▸ LISTED RECORDS
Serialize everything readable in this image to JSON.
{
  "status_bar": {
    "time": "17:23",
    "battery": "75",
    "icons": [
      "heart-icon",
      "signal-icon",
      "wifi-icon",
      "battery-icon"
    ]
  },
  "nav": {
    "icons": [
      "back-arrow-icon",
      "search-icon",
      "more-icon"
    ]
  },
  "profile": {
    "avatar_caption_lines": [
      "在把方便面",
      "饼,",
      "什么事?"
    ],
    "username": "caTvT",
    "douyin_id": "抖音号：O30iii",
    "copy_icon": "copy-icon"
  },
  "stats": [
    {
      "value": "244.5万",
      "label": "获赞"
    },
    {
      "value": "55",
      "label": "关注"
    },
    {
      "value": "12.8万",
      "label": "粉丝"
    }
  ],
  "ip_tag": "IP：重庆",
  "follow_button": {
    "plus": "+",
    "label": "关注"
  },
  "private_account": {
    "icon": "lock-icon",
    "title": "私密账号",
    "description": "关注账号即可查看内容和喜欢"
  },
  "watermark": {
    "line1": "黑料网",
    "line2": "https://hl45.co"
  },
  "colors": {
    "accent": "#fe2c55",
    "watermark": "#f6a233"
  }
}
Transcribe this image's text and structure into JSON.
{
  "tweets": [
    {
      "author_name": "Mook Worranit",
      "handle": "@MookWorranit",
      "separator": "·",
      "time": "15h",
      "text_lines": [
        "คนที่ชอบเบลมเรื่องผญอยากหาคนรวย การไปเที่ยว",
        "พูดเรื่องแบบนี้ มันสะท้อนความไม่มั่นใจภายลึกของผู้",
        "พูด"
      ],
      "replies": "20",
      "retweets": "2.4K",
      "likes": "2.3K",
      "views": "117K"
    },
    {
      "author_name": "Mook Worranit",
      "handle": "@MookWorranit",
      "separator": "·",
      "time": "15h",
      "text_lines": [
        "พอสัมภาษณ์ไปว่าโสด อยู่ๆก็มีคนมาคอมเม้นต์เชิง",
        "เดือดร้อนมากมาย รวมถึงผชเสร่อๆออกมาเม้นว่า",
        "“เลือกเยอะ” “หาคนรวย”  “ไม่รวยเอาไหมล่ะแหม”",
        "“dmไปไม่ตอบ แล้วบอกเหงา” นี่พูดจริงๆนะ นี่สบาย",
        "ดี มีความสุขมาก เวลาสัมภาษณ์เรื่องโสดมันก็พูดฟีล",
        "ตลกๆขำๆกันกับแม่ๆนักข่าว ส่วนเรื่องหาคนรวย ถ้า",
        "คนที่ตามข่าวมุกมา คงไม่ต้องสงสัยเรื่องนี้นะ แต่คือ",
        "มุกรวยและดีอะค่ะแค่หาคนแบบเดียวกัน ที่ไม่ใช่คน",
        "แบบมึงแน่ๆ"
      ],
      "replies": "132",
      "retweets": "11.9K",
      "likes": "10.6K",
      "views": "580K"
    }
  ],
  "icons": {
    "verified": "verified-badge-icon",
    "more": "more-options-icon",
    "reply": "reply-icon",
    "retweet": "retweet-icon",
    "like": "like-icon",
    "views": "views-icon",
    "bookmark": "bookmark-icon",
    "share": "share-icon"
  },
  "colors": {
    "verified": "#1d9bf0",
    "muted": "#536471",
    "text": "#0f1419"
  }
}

▸ DESCRIPTION OF THE TASK
All of the data must be returned exactly.

▸ FINAL RESULT
Serialize everything readable in this image to JSON.
{
  "status_bar": {
    "time": "17:23",
    "battery": "75",
    "icons": [
      "heart-icon",
      "signal-icon",
      "wifi-icon",
      "battery-icon"
    ]
  },
  "nav": {
    "icons": [
      "back-arrow-icon",
      "search-icon",
      "more-icon"
    ]
  },
  "profile": {
    "avatar_caption_lines": [
      "在把方便面",
      "饼,",
      "什么事?"
    ],
    "username": "caTvT",
    "douyin_id": "抖音号：O30iii",
    "copy_icon": "copy-icon"
  },
  "stats": [
    {
      "value": "244.5万",
      "label": "获赞"
    },
    {
      "value": "55",
      "label": "关注"
    },
    {
      "value": "12.8万",
      "label": "粉丝"
    }
  ],
  "ip_tag": "IP：重庆",
  "follow_button": {
    "plus": "+",
    "label": "关注"
  },
  "private_account": {
    "icon": "lock-icon",
    "title": "私密账号",
    "description": "关注账号即可查看内容和喜欢"
  },
  "watermark": {
    "line1": "黑料网",
    "line2": "https://hl45.co"
  },
  "colors": {
    "accent": "#fe2c55",
    "watermark": "#f6a233"
  }
}
Transcribe this image's text and structure into JSON.
{
  "tweets": [
    {
      "author_name": "Mook Worranit",
      "handle": "@MookWorranit",
      "separator": "·",
      "time": "15h",
      "text_lines": [
        "คนที่ชอบเบลมเรื่องผญอยากหาคนรวย การไปเที่ยว",
        "พูดเรื่องแบบนี้ มันสะท้อนความไม่มั่นใจภายลึกของผู้",
        "พูด"
      ],
      "replies": "20",
      "retweets": "2.4K",
      "likes": "2.3K",
      "views": "117K"
    },
    {
      "author_name": "Mook Worranit",
      "handle": "@MookWorranit",
      "separator": "·",
      "time": "15h",
      "text_lines": [
        "พอสัมภาษณ์ไปว่าโสด อยู่ๆก็มีคนมาคอมเม้นต์เชิง",
        "เดือดร้อนมากมาย รวมถึงผชเสร่อๆออกมาเม้นว่า",
        "“เลือกเยอะ” “หาคนรวย”  “ไม่รวยเอาไหมล่ะแหม”",
        "“dmไปไม่ตอบ แล้วบอกเหงา” นี่พูดจริงๆนะ นี่สบาย",
        "ดี มีความสุขมาก เวลาสัมภาษณ์เรื่องโสดมันก็พูดฟีล",
        "ตลกๆขำๆกันกับแม่ๆนักข่าว ส่วนเรื่องหาคนรวย ถ้า",
        "คนที่ตามข่าวมุกมา คงไม่ต้องสงสัยเรื่องนี้นะ แต่คือ",
        "มุกรวยและดีอะค่ะแค่หาคนแบบเดียวกัน ที่ไม่ใช่คน",
        "แบบมึงแน่ๆ"
      ],
      "replies": "132",
      "retweets": "11.9K",
      "likes": "10.6K",
      "views": "580K"
    }
  ],
  "icons": {
    "verified": "verified-badge-icon",
    "more": "more-options-icon",
    "reply": "reply-icon",
    "retweet": "retweet-icon",
    "like": "like-icon",
    "views": "views-icon",
    "bookmark": "bookmark-icon",
    "share": "share-icon"
  },
  "colors": {
    "verified": "#1d9bf0",
    "muted": "#536471",
    "text": "#0f1419"
  }
}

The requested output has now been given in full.